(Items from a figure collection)
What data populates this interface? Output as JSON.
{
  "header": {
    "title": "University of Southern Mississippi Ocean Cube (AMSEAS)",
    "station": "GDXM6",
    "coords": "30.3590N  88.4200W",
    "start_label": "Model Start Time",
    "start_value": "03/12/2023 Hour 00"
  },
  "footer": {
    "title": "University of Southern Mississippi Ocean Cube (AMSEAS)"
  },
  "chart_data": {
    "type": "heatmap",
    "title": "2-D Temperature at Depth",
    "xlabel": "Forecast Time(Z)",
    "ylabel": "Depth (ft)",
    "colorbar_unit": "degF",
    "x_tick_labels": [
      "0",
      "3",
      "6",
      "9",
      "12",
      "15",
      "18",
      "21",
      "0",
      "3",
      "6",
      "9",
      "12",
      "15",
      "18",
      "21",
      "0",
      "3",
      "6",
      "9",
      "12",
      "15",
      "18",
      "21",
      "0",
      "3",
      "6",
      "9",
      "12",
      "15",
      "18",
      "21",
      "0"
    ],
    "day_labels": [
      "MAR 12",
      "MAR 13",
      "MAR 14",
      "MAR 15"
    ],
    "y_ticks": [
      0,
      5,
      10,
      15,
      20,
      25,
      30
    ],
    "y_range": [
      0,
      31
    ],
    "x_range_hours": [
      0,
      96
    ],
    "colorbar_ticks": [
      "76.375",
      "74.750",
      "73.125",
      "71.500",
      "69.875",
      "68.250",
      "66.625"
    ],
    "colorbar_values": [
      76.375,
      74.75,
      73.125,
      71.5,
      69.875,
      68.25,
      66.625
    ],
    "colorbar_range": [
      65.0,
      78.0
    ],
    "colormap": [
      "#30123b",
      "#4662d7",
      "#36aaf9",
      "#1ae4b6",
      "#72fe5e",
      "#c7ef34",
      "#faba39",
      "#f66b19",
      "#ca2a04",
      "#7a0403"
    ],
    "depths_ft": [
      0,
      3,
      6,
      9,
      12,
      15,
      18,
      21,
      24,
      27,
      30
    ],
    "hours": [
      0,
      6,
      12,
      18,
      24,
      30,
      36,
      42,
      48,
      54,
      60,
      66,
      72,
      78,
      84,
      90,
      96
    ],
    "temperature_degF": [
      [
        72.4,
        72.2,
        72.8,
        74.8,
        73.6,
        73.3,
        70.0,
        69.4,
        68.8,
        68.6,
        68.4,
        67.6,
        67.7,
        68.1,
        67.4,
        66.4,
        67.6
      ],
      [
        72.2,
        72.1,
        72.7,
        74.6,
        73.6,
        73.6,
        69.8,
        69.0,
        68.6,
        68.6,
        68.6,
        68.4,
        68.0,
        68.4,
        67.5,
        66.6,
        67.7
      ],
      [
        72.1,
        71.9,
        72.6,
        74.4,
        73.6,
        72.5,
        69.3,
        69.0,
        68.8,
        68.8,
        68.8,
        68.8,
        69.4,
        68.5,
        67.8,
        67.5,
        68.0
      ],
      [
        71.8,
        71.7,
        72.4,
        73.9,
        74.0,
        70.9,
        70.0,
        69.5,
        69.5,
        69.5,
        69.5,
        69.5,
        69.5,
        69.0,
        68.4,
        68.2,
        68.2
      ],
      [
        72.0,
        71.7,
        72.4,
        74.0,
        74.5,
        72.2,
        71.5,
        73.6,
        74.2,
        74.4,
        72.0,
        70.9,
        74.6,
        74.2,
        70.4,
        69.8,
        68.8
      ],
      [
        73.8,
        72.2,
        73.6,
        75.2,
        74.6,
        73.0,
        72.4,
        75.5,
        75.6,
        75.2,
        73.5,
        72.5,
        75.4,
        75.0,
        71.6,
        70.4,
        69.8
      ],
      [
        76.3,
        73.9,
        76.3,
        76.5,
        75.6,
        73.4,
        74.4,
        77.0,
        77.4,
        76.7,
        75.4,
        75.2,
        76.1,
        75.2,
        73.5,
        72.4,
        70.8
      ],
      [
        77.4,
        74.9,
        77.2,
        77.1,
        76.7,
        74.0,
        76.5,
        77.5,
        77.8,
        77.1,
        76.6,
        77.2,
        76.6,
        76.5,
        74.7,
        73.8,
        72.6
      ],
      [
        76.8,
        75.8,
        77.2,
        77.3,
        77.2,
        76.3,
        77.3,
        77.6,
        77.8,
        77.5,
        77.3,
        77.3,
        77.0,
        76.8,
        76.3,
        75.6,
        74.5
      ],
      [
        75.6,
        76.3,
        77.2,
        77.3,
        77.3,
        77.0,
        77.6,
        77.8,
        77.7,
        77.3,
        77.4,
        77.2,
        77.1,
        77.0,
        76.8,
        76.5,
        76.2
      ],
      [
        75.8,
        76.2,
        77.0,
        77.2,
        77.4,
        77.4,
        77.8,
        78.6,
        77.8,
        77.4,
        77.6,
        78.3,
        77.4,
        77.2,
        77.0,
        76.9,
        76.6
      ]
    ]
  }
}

Work to complete:
Tally the lines in this data that hold the word "Time" and state only the count.

Full solution:
2